*Do this*
Below is a listing. Gather each line of it that contains "System".

*Records shown*
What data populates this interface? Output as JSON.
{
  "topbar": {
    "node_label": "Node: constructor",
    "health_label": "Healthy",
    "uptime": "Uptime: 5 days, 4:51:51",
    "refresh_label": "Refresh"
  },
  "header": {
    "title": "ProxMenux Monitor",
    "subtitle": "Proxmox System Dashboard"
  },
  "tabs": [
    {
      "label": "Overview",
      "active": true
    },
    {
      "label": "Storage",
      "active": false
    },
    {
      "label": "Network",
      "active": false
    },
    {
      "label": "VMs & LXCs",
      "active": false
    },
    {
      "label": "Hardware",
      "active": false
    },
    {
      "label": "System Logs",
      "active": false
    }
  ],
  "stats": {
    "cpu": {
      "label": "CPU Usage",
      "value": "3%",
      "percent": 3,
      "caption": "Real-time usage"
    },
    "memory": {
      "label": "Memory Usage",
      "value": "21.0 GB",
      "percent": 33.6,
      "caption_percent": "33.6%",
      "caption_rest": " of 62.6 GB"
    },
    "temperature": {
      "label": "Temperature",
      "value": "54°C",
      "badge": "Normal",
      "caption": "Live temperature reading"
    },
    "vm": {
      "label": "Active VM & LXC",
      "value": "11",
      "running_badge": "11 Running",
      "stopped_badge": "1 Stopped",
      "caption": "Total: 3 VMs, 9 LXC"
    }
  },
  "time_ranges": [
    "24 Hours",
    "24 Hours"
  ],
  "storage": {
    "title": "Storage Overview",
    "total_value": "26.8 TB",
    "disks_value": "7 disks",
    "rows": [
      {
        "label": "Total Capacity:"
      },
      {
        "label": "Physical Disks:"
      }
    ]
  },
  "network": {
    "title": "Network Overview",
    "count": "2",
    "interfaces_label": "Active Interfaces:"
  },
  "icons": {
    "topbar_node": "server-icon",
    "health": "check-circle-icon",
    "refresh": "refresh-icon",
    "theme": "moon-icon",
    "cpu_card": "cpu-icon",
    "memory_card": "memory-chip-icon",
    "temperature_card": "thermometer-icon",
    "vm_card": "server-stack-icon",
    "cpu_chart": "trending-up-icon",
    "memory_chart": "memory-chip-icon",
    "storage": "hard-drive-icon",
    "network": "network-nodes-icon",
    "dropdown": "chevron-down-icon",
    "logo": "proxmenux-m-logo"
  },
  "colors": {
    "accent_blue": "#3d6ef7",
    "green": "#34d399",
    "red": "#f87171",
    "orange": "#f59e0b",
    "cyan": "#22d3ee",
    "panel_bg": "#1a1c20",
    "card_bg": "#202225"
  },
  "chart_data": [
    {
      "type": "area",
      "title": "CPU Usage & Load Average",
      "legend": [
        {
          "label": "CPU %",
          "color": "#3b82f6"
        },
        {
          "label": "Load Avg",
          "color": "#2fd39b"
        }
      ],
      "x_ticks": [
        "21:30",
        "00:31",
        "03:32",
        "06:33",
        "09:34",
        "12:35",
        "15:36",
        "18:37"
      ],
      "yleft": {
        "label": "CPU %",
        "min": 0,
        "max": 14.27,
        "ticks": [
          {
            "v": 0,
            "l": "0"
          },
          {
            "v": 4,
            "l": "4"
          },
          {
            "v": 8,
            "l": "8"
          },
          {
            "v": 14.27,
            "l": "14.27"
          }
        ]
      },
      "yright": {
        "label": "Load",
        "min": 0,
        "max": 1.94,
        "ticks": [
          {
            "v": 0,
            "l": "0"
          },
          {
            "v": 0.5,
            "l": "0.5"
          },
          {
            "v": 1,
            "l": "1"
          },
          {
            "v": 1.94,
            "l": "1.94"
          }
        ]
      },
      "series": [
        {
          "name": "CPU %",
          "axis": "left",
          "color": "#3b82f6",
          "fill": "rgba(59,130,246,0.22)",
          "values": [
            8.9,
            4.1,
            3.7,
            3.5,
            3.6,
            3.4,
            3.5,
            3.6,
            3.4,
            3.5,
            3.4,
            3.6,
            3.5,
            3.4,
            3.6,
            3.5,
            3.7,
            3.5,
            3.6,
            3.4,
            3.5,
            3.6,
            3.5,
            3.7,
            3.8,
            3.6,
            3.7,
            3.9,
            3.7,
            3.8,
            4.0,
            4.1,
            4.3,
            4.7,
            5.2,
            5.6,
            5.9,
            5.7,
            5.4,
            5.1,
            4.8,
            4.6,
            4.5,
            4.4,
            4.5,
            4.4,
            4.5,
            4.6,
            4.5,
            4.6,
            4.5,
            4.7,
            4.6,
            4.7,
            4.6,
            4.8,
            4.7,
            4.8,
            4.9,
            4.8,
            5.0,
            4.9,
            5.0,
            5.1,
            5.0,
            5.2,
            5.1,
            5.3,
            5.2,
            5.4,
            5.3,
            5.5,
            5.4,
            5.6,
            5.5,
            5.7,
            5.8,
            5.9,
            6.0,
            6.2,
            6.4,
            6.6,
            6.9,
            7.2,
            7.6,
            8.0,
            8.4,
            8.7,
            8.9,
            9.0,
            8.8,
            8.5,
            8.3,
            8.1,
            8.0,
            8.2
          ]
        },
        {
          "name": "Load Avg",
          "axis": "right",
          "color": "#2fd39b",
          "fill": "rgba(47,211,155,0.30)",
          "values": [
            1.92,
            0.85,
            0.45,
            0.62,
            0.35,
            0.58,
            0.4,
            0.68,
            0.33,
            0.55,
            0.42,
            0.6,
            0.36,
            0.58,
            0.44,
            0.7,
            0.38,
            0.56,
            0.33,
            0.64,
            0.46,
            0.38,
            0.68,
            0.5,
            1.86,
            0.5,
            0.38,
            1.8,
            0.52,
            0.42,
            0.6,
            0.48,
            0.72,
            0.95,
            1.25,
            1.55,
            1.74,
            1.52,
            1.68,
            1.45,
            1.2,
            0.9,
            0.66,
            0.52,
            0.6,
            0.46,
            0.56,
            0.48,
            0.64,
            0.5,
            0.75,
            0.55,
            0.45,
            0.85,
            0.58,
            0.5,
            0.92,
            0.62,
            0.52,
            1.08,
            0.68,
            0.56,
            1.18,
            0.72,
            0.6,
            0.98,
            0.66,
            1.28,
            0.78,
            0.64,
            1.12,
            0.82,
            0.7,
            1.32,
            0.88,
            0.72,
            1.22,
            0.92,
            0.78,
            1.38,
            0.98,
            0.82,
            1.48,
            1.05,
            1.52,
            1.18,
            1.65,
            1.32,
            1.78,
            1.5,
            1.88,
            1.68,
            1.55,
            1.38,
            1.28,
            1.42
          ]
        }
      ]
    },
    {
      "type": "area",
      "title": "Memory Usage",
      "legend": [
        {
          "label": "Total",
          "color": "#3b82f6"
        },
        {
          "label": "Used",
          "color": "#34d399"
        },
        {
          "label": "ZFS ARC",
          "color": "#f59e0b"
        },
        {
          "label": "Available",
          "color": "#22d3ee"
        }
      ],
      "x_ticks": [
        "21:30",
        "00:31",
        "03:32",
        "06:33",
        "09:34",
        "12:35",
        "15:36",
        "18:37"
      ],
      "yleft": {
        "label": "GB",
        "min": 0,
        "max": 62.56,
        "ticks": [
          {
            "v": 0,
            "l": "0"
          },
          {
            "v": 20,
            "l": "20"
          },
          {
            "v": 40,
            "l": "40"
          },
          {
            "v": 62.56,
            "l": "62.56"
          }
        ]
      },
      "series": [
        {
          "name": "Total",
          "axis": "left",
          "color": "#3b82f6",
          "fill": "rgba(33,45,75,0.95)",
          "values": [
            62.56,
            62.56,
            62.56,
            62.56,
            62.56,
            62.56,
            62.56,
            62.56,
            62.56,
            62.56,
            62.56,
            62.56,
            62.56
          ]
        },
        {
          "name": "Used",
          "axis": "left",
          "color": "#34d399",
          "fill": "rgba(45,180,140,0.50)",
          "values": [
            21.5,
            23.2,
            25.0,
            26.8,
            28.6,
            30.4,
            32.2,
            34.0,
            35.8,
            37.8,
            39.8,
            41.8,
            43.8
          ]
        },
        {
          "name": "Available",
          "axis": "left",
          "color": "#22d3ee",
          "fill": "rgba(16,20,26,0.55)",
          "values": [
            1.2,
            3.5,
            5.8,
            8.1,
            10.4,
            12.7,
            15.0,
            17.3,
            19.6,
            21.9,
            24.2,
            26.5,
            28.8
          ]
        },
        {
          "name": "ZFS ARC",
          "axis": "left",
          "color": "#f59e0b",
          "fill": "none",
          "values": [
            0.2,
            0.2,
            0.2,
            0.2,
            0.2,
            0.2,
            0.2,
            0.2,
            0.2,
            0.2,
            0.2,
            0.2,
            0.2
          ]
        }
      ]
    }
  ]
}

*Response to this exercise*
    "subtitle": "Proxmox System Dashboard"
      "label": "System Logs",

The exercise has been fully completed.